-- Records supplied start --

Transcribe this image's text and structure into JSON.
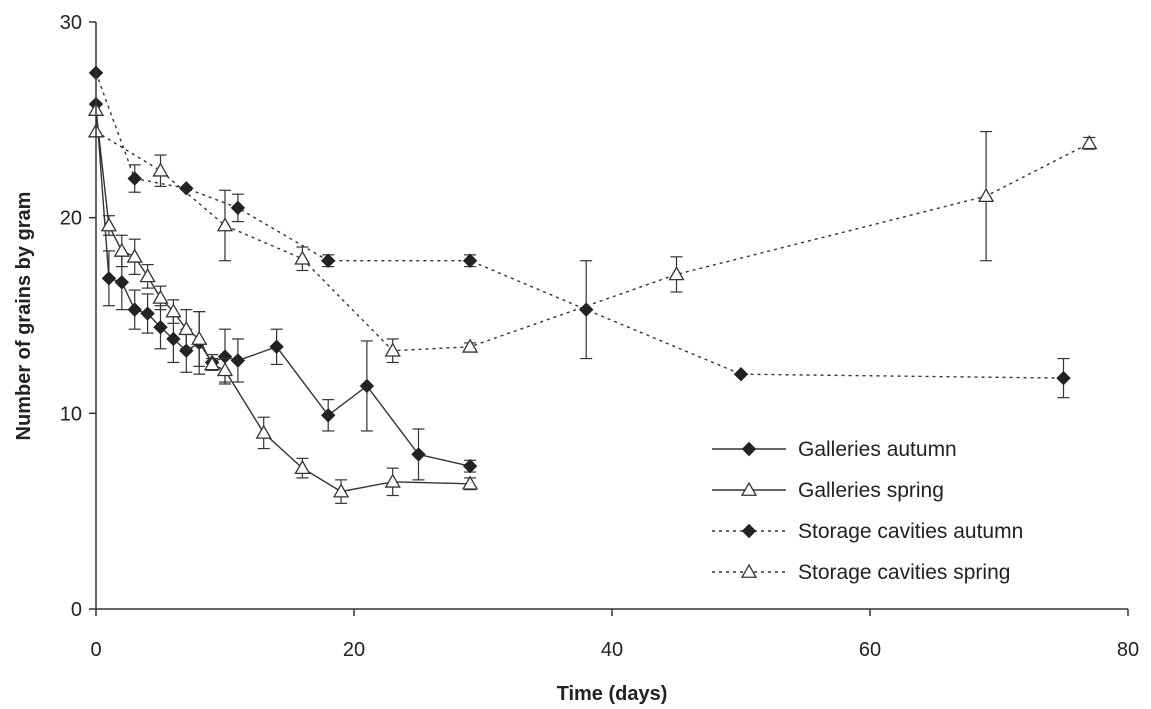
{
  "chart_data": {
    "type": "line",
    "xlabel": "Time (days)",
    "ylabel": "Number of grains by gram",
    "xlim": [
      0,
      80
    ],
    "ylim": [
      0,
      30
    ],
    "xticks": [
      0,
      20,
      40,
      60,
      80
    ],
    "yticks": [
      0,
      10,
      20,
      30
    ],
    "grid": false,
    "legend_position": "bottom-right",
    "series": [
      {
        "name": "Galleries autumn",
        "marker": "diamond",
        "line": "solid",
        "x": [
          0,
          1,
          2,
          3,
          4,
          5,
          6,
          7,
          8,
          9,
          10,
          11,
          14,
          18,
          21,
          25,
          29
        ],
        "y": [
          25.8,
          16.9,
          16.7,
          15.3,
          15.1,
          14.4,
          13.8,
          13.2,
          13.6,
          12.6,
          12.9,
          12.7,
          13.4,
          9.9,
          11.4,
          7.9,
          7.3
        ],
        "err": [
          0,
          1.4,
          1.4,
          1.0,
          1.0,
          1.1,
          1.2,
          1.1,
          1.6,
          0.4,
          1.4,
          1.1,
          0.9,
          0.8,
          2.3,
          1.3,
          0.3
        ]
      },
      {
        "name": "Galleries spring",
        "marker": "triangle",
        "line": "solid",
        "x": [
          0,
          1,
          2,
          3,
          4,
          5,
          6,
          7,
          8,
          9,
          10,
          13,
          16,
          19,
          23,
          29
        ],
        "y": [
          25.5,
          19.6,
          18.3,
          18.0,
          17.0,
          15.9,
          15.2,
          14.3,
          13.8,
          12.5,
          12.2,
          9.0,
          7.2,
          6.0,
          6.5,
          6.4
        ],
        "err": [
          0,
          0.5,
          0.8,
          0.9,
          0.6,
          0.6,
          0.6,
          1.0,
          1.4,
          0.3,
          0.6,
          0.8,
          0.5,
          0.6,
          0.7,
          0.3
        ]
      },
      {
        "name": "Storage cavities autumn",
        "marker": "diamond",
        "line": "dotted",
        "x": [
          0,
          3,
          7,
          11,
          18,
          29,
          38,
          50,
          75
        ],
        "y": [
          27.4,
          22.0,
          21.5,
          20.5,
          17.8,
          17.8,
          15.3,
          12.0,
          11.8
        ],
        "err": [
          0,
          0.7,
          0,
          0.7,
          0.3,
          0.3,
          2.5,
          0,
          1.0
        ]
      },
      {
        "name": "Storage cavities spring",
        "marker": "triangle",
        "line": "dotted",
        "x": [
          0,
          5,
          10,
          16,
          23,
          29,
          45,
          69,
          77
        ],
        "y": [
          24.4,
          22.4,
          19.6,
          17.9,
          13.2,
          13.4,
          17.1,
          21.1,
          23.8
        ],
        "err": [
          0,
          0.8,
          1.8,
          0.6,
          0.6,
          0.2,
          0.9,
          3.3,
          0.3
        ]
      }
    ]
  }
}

-- Records supplied end --

Exercise
Restate each line of the records exactly; pictures do not belong in the copy.

Worked answer
Transcribe this image's text and structure into JSON.
{
  "chart_data": {
    "type": "line",
    "xlabel": "Time (days)",
    "ylabel": "Number of grains by gram",
    "xlim": [
      0,
      80
    ],
    "ylim": [
      0,
      30
    ],
    "xticks": [
      0,
      20,
      40,
      60,
      80
    ],
    "yticks": [
      0,
      10,
      20,
      30
    ],
    "grid": false,
    "legend_position": "bottom-right",
    "series": [
      {
        "name": "Galleries autumn",
        "marker": "diamond",
        "line": "solid",
        "x": [
          0,
          1,
          2,
          3,
          4,
          5,
          6,
          7,
          8,
          9,
          10,
          11,
          14,
          18,
          21,
          25,
          29
        ],
        "y": [
          25.8,
          16.9,
          16.7,
          15.3,
          15.1,
          14.4,
          13.8,
          13.2,
          13.6,
          12.6,
          12.9,
          12.7,
          13.4,
          9.9,
          11.4,
          7.9,
          7.3
        ],
        "err": [
          0,
          1.4,
          1.4,
          1.0,
          1.0,
          1.1,
          1.2,
          1.1,
          1.6,
          0.4,
          1.4,
          1.1,
          0.9,
          0.8,
          2.3,
          1.3,
          0.3
        ]
      },
      {
        "name": "Galleries spring",
        "marker": "triangle",
        "line": "solid",
        "x": [
          0,
          1,
          2,
          3,
          4,
          5,
          6,
          7,
          8,
          9,
          10,
          13,
          16,
          19,
          23,
          29
        ],
        "y": [
          25.5,
          19.6,
          18.3,
          18.0,
          17.0,
          15.9,
          15.2,
          14.3,
          13.8,
          12.5,
          12.2,
          9.0,
          7.2,
          6.0,
          6.5,
          6.4
        ],
        "err": [
          0,
          0.5,
          0.8,
          0.9,
          0.6,
          0.6,
          0.6,
          1.0,
          1.4,
          0.3,
          0.6,
          0.8,
          0.5,
          0.6,
          0.7,
          0.3
        ]
      },
      {
        "name": "Storage cavities autumn",
        "marker": "diamond",
        "line": "dotted",
        "x": [
          0,
          3,
          7,
          11,
          18,
          29,
          38,
          50,
          75
        ],
        "y": [
          27.4,
          22.0,
          21.5,
          20.5,
          17.8,
          17.8,
          15.3,
          12.0,
          11.8
        ],
        "err": [
          0,
          0.7,
          0,
          0.7,
          0.3,
          0.3,
          2.5,
          0,
          1.0
        ]
      },
      {
        "name": "Storage cavities spring",
        "marker": "triangle",
        "line": "dotted",
        "x": [
          0,
          5,
          10,
          16,
          23,
          29,
          45,
          69,
          77
        ],
        "y": [
          24.4,
          22.4,
          19.6,
          17.9,
          13.2,
          13.4,
          17.1,
          21.1,
          23.8
        ],
        "err": [
          0,
          0.8,
          1.8,
          0.6,
          0.6,
          0.2,
          0.9,
          3.3,
          0.3
        ]
      }
    ]
  }
}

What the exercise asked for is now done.